═══ Data entries
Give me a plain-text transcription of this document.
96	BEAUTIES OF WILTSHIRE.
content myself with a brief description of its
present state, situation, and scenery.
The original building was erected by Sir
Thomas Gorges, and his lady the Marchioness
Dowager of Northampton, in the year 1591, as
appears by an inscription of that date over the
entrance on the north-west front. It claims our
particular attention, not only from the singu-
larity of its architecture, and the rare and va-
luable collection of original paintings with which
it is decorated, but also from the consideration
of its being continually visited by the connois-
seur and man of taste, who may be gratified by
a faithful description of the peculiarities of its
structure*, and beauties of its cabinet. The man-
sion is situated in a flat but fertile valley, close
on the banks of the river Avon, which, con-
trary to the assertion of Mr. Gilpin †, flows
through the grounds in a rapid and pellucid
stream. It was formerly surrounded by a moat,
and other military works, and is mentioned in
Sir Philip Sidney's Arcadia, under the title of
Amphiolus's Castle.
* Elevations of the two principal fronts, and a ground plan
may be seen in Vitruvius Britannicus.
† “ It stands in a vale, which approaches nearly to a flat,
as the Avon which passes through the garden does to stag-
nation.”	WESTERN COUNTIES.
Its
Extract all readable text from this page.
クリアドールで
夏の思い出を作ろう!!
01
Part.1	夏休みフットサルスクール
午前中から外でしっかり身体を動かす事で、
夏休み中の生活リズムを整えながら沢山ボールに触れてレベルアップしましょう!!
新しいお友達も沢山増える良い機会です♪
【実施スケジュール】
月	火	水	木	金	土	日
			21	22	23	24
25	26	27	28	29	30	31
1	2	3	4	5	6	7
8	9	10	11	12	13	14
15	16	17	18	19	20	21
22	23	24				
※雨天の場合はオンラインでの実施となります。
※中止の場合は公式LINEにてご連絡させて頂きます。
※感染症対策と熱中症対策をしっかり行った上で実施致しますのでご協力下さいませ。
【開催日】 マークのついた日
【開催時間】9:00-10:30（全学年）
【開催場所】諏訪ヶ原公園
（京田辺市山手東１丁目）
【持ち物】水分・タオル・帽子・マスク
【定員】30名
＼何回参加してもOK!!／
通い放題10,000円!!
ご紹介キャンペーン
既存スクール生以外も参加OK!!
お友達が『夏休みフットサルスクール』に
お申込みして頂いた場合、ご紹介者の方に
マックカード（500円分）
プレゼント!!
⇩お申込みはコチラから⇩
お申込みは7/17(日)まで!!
══════
Exercise aim:
Restate every line of the data word for word.

Task solution:
Give me a plain-text transcription of this document.
96	BEAUTIES OF WILTSHIRE.
content myself with a brief description of its
present state, situation, and scenery.
The original building was erected by Sir
Thomas Gorges, and his lady the Marchioness
Dowager of Northampton, in the year 1591, as
appears by an inscription of that date over the
entrance on the north-west front. It claims our
particular attention, not only from the singu-
larity of its architecture, and the rare and va-
luable collection of original paintings with which
it is decorated, but also from the consideration
of its being continually visited by the connois-
seur and man of taste, who may be gratified by
a faithful description of the peculiarities of its
structure*, and beauties of its cabinet. The man-
sion is situated in a flat but fertile valley, close
on the banks of the river Avon, which, con-
trary to the assertion of Mr. Gilpin †, flows
through the grounds in a rapid and pellucid
stream. It was formerly surrounded by a moat,
and other military works, and is mentioned in
Sir Philip Sidney's Arcadia, under the title of
Amphiolus's Castle.
* Elevations of the two principal fronts, and a ground plan
may be seen in Vitruvius Britannicus.
† “ It stands in a vale, which approaches nearly to a flat,
as the Avon which passes through the garden does to stag-
nation.”	WESTERN COUNTIES.
Its
Extract all readable text from this page.
クリアドールで
夏の思い出を作ろう!!
01
Part.1	夏休みフットサルスクール
午前中から外でしっかり身体を動かす事で、
夏休み中の生活リズムを整えながら沢山ボールに触れてレベルアップしましょう!!
新しいお友達も沢山増える良い機会です♪
【実施スケジュール】
月	火	水	木	金	土	日
			21	22	23	24
25	26	27	28	29	30	31
1	2	3	4	5	6	7
8	9	10	11	12	13	14
15	16	17	18	19	20	21
22	23	24				
※雨天の場合はオンラインでの実施となります。
※中止の場合は公式LINEにてご連絡させて頂きます。
※感染症対策と熱中症対策をしっかり行った上で実施致しますのでご協力下さいませ。
【開催日】 マークのついた日
【開催時間】9:00-10:30（全学年）
【開催場所】諏訪ヶ原公園
（京田辺市山手東１丁目）
【持ち物】水分・タオル・帽子・マスク
【定員】30名
＼何回参加してもOK!!／
通い放題10,000円!!
ご紹介キャンペーン
既存スクール生以外も参加OK!!
お友達が『夏休みフットサルスクール』に
お申込みして頂いた場合、ご紹介者の方に
マックカード（500円分）
プレゼント!!
⇩お申込みはコチラから⇩
お申込みは7/17(日)まで!!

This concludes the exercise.